◆ Problem description ◆
Every line in the listing is to be echoed verbatim.

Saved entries
%%
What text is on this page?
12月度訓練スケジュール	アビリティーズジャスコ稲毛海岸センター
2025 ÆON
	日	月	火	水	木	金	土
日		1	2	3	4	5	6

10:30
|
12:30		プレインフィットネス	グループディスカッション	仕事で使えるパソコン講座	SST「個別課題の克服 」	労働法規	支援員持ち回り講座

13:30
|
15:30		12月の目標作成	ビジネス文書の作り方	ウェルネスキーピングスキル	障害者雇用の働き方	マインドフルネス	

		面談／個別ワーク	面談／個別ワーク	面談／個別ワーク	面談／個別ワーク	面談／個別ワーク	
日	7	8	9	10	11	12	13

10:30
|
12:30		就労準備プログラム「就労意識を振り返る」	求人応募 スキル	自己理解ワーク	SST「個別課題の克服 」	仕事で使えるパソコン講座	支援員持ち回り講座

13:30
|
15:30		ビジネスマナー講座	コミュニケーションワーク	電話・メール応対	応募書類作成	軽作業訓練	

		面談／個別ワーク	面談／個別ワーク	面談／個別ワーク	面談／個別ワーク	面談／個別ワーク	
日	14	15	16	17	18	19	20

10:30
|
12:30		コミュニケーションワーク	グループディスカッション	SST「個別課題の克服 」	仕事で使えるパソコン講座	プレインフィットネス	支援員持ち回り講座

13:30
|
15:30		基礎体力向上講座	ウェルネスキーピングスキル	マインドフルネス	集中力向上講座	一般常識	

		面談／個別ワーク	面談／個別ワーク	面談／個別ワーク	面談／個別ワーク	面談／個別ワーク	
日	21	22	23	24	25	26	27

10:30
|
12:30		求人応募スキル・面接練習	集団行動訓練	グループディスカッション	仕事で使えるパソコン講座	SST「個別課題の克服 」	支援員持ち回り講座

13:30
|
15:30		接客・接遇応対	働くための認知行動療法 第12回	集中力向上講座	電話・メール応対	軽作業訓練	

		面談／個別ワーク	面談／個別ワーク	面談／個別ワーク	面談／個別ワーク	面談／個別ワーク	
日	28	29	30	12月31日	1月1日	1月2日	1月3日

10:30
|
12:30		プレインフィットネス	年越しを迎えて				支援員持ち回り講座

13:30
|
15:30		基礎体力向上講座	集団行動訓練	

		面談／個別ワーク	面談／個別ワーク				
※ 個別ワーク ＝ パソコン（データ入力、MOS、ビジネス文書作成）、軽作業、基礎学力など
%%
◆ Task response ◆
What text is on this page?
12月度訓練スケジュール	アビリティーズジャスコ稲毛海岸センター
2025 ÆON
	日	月	火	水	木	金	土
日		1	2	3	4	5	6

10:30
|
12:30		プレインフィットネス	グループディスカッション	仕事で使えるパソコン講座	SST「個別課題の克服 」	労働法規	支援員持ち回り講座

13:30
|
15:30		12月の目標作成	ビジネス文書の作り方	ウェルネスキーピングスキル	障害者雇用の働き方	マインドフルネス	

		面談／個別ワーク	面談／個別ワーク	面談／個別ワーク	面談／個別ワーク	面談／個別ワーク	
日	7	8	9	10	11	12	13

10:30
|
12:30		就労準備プログラム「就労意識を振り返る」	求人応募 スキル	自己理解ワーク	SST「個別課題の克服 」	仕事で使えるパソコン講座	支援員持ち回り講座

13:30
|
15:30		ビジネスマナー講座	コミュニケーションワーク	電話・メール応対	応募書類作成	軽作業訓練	

		面談／個別ワーク	面談／個別ワーク	面談／個別ワーク	面談／個別ワーク	面談／個別ワーク	
日	14	15	16	17	18	19	20

10:30
|
12:30		コミュニケーションワーク	グループディスカッション	SST「個別課題の克服 」	仕事で使えるパソコン講座	プレインフィットネス	支援員持ち回り講座

13:30
|
15:30		基礎体力向上講座	ウェルネスキーピングスキル	マインドフルネス	集中力向上講座	一般常識	

		面談／個別ワーク	面談／個別ワーク	面談／個別ワーク	面談／個別ワーク	面談／個別ワーク	
日	21	22	23	24	25	26	27

10:30
|
12:30		求人応募スキル・面接練習	集団行動訓練	グループディスカッション	仕事で使えるパソコン講座	SST「個別課題の克服 」	支援員持ち回り講座

13:30
|
15:30		接客・接遇応対	働くための認知行動療法 第12回	集中力向上講座	電話・メール応対	軽作業訓練	

		面談／個別ワーク	面談／個別ワーク	面談／個別ワーク	面談／個別ワーク	面談／個別ワーク	
日	28	29	30	12月31日	1月1日	1月2日	1月3日

10:30
|
12:30		プレインフィットネス	年越しを迎えて				支援員持ち回り講座

13:30
|
15:30		基礎体力向上講座	集団行動訓練	

		面談／個別ワーク	面談／個別ワーク				
※ 個別ワーク ＝ パソコン（データ入力、MOS、ビジネス文書作成）、軽作業、基礎学力など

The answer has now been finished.